Dataset records:
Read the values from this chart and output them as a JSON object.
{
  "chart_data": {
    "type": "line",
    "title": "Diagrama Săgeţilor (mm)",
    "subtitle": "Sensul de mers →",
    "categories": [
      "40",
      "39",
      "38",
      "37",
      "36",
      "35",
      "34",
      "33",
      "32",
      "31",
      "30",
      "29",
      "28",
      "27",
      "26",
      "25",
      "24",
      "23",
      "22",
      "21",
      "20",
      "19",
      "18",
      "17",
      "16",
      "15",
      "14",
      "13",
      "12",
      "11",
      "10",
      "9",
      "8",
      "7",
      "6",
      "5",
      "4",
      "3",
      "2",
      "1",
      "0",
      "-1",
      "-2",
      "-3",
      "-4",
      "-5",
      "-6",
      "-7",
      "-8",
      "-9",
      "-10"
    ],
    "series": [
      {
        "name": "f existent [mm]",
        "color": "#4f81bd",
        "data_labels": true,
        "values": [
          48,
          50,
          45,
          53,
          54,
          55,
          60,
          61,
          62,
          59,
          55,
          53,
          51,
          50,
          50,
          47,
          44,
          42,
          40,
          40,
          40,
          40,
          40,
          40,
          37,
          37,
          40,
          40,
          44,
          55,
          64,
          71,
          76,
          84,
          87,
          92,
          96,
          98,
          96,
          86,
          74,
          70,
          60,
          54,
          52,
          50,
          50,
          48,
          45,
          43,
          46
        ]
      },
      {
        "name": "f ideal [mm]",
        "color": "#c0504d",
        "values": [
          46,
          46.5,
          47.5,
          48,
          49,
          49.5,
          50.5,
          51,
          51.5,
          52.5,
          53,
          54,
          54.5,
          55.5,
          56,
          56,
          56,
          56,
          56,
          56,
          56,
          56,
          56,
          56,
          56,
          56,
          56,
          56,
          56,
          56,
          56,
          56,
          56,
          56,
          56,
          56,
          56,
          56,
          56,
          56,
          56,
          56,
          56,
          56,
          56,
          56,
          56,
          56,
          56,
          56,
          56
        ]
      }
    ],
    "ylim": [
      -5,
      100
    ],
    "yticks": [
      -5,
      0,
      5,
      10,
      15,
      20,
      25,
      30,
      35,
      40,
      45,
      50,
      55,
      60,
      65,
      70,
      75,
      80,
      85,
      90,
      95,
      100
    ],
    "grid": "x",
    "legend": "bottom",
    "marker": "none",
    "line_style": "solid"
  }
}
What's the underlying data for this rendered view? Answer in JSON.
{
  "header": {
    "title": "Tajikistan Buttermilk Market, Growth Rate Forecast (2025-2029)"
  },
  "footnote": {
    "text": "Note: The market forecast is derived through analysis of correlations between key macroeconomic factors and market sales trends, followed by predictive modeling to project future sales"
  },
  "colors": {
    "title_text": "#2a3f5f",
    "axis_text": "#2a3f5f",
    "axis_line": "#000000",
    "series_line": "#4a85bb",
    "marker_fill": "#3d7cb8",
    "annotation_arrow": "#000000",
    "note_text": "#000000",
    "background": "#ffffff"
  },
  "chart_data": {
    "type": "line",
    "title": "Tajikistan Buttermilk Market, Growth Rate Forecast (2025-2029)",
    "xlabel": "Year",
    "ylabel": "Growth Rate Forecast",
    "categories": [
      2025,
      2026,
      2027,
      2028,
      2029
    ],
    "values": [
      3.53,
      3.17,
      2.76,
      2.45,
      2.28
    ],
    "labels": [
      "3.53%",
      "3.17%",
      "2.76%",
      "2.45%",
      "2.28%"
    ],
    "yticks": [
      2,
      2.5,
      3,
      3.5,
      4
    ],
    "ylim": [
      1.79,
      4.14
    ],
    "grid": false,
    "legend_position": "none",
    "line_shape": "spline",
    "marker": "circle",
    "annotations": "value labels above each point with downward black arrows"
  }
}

Stated problem:
Quote the whole listing above, leaving nothing out.

Correct answer:
Read the values from this chart and output them as a JSON object.
{
  "chart_data": {
    "type": "line",
    "title": "Diagrama Săgeţilor (mm)",
    "subtitle": "Sensul de mers →",
    "categories": [
      "40",
      "39",
      "38",
      "37",
      "36",
      "35",
      "34",
      "33",
      "32",
      "31",
      "30",
      "29",
      "28",
      "27",
      "26",
      "25",
      "24",
      "23",
      "22",
      "21",
      "20",
      "19",
      "18",
      "17",
      "16",
      "15",
      "14",
      "13",
      "12",
      "11",
      "10",
      "9",
      "8",
      "7",
      "6",
      "5",
      "4",
      "3",
      "2",
      "1",
      "0",
      "-1",
      "-2",
      "-3",
      "-4",
      "-5",
      "-6",
      "-7",
      "-8",
      "-9",
      "-10"
    ],
    "series": [
      {
        "name": "f existent [mm]",
        "color": "#4f81bd",
        "data_labels": true,
        "values": [
          48,
          50,
          45,
          53,
          54,
          55,
          60,
          61,
          62,
          59,
          55,
          53,
          51,
          50,
          50,
          47,
          44,
          42,
          40,
          40,
          40,
          40,
          40,
          40,
          37,
          37,
          40,
          40,
          44,
          55,
          64,
          71,
          76,
          84,
          87,
          92,
          96,
          98,
          96,
          86,
          74,
          70,
          60,
          54,
          52,
          50,
          50,
          48,
          45,
          43,
          46
        ]
      },
      {
        "name": "f ideal [mm]",
        "color": "#c0504d",
        "values": [
          46,
          46.5,
          47.5,
          48,
          49,
          49.5,
          50.5,
          51,
          51.5,
          52.5,
          53,
          54,
          54.5,
          55.5,
          56,
          56,
          56,
          56,
          56,
          56,
          56,
          56,
          56,
          56,
          56,
          56,
          56,
          56,
          56,
          56,
          56,
          56,
          56,
          56,
          56,
          56,
          56,
          56,
          56,
          56,
          56,
          56,
          56,
          56,
          56,
          56,
          56,
          56,
          56,
          56,
          56
        ]
      }
    ],
    "ylim": [
      -5,
      100
    ],
    "yticks": [
      -5,
      0,
      5,
      10,
      15,
      20,
      25,
      30,
      35,
      40,
      45,
      50,
      55,
      60,
      65,
      70,
      75,
      80,
      85,
      90,
      95,
      100
    ],
    "grid": "x",
    "legend": "bottom",
    "marker": "none",
    "line_style": "solid"
  }
}
What's the underlying data for this rendered view? Answer in JSON.
{
  "header": {
    "title": "Tajikistan Buttermilk Market, Growth Rate Forecast (2025-2029)"
  },
  "footnote": {
    "text": "Note: The market forecast is derived through analysis of correlations between key macroeconomic factors and market sales trends, followed by predictive modeling to project future sales"
  },
  "colors": {
    "title_text": "#2a3f5f",
    "axis_text": "#2a3f5f",
    "axis_line": "#000000",
    "series_line": "#4a85bb",
    "marker_fill": "#3d7cb8",
    "annotation_arrow": "#000000",
    "note_text": "#000000",
    "background": "#ffffff"
  },
  "chart_data": {
    "type": "line",
    "title": "Tajikistan Buttermilk Market, Growth Rate Forecast (2025-2029)",
    "xlabel": "Year",
    "ylabel": "Growth Rate Forecast",
    "categories": [
      2025,
      2026,
      2027,
      2028,
      2029
    ],
    "values": [
      3.53,
      3.17,
      2.76,
      2.45,
      2.28
    ],
    "labels": [
      "3.53%",
      "3.17%",
      "2.76%",
      "2.45%",
      "2.28%"
    ],
    "yticks": [
      2,
      2.5,
      3,
      3.5,
      4
    ],
    "ylim": [
      1.79,
      4.14
    ],
    "grid": false,
    "legend_position": "none",
    "line_shape": "spline",
    "marker": "circle",
    "annotations": "value labels above each point with downward black arrows"
  }
}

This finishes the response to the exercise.